Extract every line of the material below and reproduce it faithfully.

• Data for the task:
========================

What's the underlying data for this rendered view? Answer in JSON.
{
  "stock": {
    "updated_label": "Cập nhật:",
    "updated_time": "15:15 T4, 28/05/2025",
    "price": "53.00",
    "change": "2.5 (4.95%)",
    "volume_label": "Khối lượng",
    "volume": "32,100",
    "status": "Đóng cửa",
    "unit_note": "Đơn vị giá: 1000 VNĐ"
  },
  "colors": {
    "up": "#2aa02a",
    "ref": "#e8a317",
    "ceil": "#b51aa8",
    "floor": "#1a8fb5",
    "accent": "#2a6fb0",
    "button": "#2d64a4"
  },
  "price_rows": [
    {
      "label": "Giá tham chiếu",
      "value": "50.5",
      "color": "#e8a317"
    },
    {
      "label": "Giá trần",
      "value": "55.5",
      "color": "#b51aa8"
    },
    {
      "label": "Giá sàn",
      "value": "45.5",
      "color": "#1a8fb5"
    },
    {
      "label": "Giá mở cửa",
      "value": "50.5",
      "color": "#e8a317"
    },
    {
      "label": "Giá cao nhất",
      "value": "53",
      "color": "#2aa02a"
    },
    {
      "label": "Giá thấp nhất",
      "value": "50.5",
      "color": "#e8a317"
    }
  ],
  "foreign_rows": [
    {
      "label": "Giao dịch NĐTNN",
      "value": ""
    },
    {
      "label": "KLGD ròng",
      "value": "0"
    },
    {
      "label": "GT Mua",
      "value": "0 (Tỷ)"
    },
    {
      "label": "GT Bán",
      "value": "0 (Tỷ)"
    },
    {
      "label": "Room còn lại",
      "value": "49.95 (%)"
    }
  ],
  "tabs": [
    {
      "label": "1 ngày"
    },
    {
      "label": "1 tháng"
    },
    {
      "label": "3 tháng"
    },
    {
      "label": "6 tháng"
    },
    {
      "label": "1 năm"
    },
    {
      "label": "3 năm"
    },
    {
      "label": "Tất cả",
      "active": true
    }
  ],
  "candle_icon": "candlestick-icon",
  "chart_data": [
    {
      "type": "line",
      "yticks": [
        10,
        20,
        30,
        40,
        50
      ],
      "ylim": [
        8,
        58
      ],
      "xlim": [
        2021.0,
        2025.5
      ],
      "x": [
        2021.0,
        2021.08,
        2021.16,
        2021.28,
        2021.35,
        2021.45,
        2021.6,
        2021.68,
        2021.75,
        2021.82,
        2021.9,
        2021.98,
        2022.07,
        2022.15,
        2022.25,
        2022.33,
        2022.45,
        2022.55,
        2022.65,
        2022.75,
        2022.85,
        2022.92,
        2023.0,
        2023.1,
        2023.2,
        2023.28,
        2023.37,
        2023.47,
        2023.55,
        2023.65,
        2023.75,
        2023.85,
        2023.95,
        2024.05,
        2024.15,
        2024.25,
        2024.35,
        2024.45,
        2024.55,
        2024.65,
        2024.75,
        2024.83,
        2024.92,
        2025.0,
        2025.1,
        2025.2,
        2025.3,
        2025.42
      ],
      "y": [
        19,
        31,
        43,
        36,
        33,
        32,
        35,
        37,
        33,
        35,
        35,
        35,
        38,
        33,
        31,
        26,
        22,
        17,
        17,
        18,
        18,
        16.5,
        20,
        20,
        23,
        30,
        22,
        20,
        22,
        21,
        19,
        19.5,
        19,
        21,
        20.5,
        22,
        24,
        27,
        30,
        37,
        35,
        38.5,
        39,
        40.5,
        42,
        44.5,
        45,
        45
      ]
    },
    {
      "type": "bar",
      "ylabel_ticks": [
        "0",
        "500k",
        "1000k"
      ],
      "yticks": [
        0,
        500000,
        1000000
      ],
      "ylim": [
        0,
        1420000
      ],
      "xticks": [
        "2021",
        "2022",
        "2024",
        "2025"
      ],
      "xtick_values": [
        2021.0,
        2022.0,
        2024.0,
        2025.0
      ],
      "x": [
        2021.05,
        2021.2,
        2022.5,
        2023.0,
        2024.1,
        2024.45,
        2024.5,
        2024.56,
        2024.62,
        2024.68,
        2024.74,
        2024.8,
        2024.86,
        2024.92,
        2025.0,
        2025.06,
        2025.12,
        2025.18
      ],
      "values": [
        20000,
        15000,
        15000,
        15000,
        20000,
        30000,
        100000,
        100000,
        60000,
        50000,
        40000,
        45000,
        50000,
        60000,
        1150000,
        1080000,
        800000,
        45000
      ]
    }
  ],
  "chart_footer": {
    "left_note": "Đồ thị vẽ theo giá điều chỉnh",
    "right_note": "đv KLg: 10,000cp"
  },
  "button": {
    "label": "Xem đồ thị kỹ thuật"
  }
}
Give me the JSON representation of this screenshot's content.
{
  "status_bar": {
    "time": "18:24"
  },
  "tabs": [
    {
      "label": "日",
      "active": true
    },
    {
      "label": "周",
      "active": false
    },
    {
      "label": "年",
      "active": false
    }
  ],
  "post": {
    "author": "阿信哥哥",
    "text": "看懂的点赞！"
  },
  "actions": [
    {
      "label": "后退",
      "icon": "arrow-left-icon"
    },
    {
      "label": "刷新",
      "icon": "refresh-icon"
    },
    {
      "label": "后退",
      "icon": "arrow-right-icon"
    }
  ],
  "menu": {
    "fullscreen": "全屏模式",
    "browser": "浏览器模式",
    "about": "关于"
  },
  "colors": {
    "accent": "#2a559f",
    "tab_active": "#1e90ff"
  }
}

========================

• Task answer:
What's the underlying data for this rendered view? Answer in JSON.
{
  "stock": {
    "updated_label": "Cập nhật:",
    "updated_time": "15:15 T4, 28/05/2025",
    "price": "53.00",
    "change": "2.5 (4.95%)",
    "volume_label": "Khối lượng",
    "volume": "32,100",
    "status": "Đóng cửa",
    "unit_note": "Đơn vị giá: 1000 VNĐ"
  },
  "colors": {
    "up": "#2aa02a",
    "ref": "#e8a317",
    "ceil": "#b51aa8",
    "floor": "#1a8fb5",
    "accent": "#2a6fb0",
    "button": "#2d64a4"
  },
  "price_rows": [
    {
      "label": "Giá tham chiếu",
      "value": "50.5",
      "color": "#e8a317"
    },
    {
      "label": "Giá trần",
      "value": "55.5",
      "color": "#b51aa8"
    },
    {
      "label": "Giá sàn",
      "value": "45.5",
      "color": "#1a8fb5"
    },
    {
      "label": "Giá mở cửa",
      "value": "50.5",
      "color": "#e8a317"
    },
    {
      "label": "Giá cao nhất",
      "value": "53",
      "color": "#2aa02a"
    },
    {
      "label": "Giá thấp nhất",
      "value": "50.5",
      "color": "#e8a317"
    }
  ],
  "foreign_rows": [
    {
      "label": "Giao dịch NĐTNN",
      "value": ""
    },
    {
      "label": "KLGD ròng",
      "value": "0"
    },
    {
      "label": "GT Mua",
      "value": "0 (Tỷ)"
    },
    {
      "label": "GT Bán",
      "value": "0 (Tỷ)"
    },
    {
      "label": "Room còn lại",
      "value": "49.95 (%)"
    }
  ],
  "tabs": [
    {
      "label": "1 ngày"
    },
    {
      "label": "1 tháng"
    },
    {
      "label": "3 tháng"
    },
    {
      "label": "6 tháng"
    },
    {
      "label": "1 năm"
    },
    {
      "label": "3 năm"
    },
    {
      "label": "Tất cả",
      "active": true
    }
  ],
  "candle_icon": "candlestick-icon",
  "chart_data": [
    {
      "type": "line",
      "yticks": [
        10,
        20,
        30,
        40,
        50
      ],
      "ylim": [
        8,
        58
      ],
      "xlim": [
        2021.0,
        2025.5
      ],
      "x": [
        2021.0,
        2021.08,
        2021.16,
        2021.28,
        2021.35,
        2021.45,
        2021.6,
        2021.68,
        2021.75,
        2021.82,
        2021.9,
        2021.98,
        2022.07,
        2022.15,
        2022.25,
        2022.33,
        2022.45,
        2022.55,
        2022.65,
        2022.75,
        2022.85,
        2022.92,
        2023.0,
        2023.1,
        2023.2,
        2023.28,
        2023.37,
        2023.47,
        2023.55,
        2023.65,
        2023.75,
        2023.85,
        2023.95,
        2024.05,
        2024.15,
        2024.25,
        2024.35,
        2024.45,
        2024.55,
        2024.65,
        2024.75,
        2024.83,
        2024.92,
        2025.0,
        2025.1,
        2025.2,
        2025.3,
        2025.42
      ],
      "y": [
        19,
        31,
        43,
        36,
        33,
        32,
        35,
        37,
        33,
        35,
        35,
        35,
        38,
        33,
        31,
        26,
        22,
        17,
        17,
        18,
        18,
        16.5,
        20,
        20,
        23,
        30,
        22,
        20,
        22,
        21,
        19,
        19.5,
        19,
        21,
        20.5,
        22,
        24,
        27,
        30,
        37,
        35,
        38.5,
        39,
        40.5,
        42,
        44.5,
        45,
        45
      ]
    },
    {
      "type": "bar",
      "ylabel_ticks": [
        "0",
        "500k",
        "1000k"
      ],
      "yticks": [
        0,
        500000,
        1000000
      ],
      "ylim": [
        0,
        1420000
      ],
      "xticks": [
        "2021",
        "2022",
        "2024",
        "2025"
      ],
      "xtick_values": [
        2021.0,
        2022.0,
        2024.0,
        2025.0
      ],
      "x": [
        2021.05,
        2021.2,
        2022.5,
        2023.0,
        2024.1,
        2024.45,
        2024.5,
        2024.56,
        2024.62,
        2024.68,
        2024.74,
        2024.8,
        2024.86,
        2024.92,
        2025.0,
        2025.06,
        2025.12,
        2025.18
      ],
      "values": [
        20000,
        15000,
        15000,
        15000,
        20000,
        30000,
        100000,
        100000,
        60000,
        50000,
        40000,
        45000,
        50000,
        60000,
        1150000,
        1080000,
        800000,
        45000
      ]
    }
  ],
  "chart_footer": {
    "left_note": "Đồ thị vẽ theo giá điều chỉnh",
    "right_note": "đv KLg: 10,000cp"
  },
  "button": {
    "label": "Xem đồ thị kỹ thuật"
  }
}
Give me the JSON representation of this screenshot's content.
{
  "status_bar": {
    "time": "18:24"
  },
  "tabs": [
    {
      "label": "日",
      "active": true
    },
    {
      "label": "周",
      "active": false
    },
    {
      "label": "年",
      "active": false
    }
  ],
  "post": {
    "author": "阿信哥哥",
    "text": "看懂的点赞！"
  },
  "actions": [
    {
      "label": "后退",
      "icon": "arrow-left-icon"
    },
    {
      "label": "刷新",
      "icon": "refresh-icon"
    },
    {
      "label": "后退",
      "icon": "arrow-right-icon"
    }
  ],
  "menu": {
    "fullscreen": "全屏模式",
    "browser": "浏览器模式",
    "about": "关于"
  },
  "colors": {
    "accent": "#2a559f",
    "tab_active": "#1e90ff"
  }
}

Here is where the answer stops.